— start —

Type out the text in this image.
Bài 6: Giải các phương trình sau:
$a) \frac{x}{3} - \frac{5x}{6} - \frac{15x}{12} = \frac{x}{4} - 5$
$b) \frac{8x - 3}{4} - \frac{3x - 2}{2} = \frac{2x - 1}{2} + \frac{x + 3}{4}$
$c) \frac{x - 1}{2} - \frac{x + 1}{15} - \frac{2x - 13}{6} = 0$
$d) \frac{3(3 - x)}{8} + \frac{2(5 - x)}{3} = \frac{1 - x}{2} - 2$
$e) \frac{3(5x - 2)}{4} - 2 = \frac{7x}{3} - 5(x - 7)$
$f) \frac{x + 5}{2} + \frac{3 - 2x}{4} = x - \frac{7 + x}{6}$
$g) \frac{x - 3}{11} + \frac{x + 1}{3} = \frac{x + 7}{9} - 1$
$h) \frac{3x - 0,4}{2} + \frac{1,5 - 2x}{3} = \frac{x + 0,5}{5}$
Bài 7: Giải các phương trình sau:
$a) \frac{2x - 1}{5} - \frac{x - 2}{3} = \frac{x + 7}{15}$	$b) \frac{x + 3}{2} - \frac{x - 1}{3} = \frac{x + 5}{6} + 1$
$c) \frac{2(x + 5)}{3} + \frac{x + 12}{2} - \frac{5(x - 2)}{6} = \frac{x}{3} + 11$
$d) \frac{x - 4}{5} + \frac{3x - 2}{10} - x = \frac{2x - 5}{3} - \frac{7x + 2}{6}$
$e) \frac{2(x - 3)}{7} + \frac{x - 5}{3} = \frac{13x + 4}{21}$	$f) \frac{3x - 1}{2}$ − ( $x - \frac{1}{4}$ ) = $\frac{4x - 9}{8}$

— end —

Extract each entry in full and write it down exactly.

RESPONSE FOR THIS EXERCISE:
Type out the text in this image.
Bài 6: Giải các phương trình sau:
$a) \frac{x}{3} - \frac{5x}{6} - \frac{15x}{12} = \frac{x}{4} - 5$
$b) \frac{8x - 3}{4} - \frac{3x - 2}{2} = \frac{2x - 1}{2} + \frac{x + 3}{4}$
$c) \frac{x - 1}{2} - \frac{x + 1}{15} - \frac{2x - 13}{6} = 0$
$d) \frac{3(3 - x)}{8} + \frac{2(5 - x)}{3} = \frac{1 - x}{2} - 2$
$e) \frac{3(5x - 2)}{4} - 2 = \frac{7x}{3} - 5(x - 7)$
$f) \frac{x + 5}{2} + \frac{3 - 2x}{4} = x - \frac{7 + x}{6}$
$g) \frac{x - 3}{11} + \frac{x + 1}{3} = \frac{x + 7}{9} - 1$
$h) \frac{3x - 0,4}{2} + \frac{1,5 - 2x}{3} = \frac{x + 0,5}{5}$
Bài 7: Giải các phương trình sau:
$a) \frac{2x - 1}{5} - \frac{x - 2}{3} = \frac{x + 7}{15}$	$b) \frac{x + 3}{2} - \frac{x - 1}{3} = \frac{x + 5}{6} + 1$
$c) \frac{2(x + 5)}{3} + \frac{x + 12}{2} - \frac{5(x - 2)}{6} = \frac{x}{3} + 11$
$d) \frac{x - 4}{5} + \frac{3x - 2}{10} - x = \frac{2x - 5}{3} - \frac{7x + 2}{6}$
$e) \frac{2(x - 3)}{7} + \frac{x - 5}{3} = \frac{13x + 4}{21}$	$f) \frac{3x - 1}{2}$ − ( $x - \frac{1}{4}$ ) = $\frac{4x - 9}{8}$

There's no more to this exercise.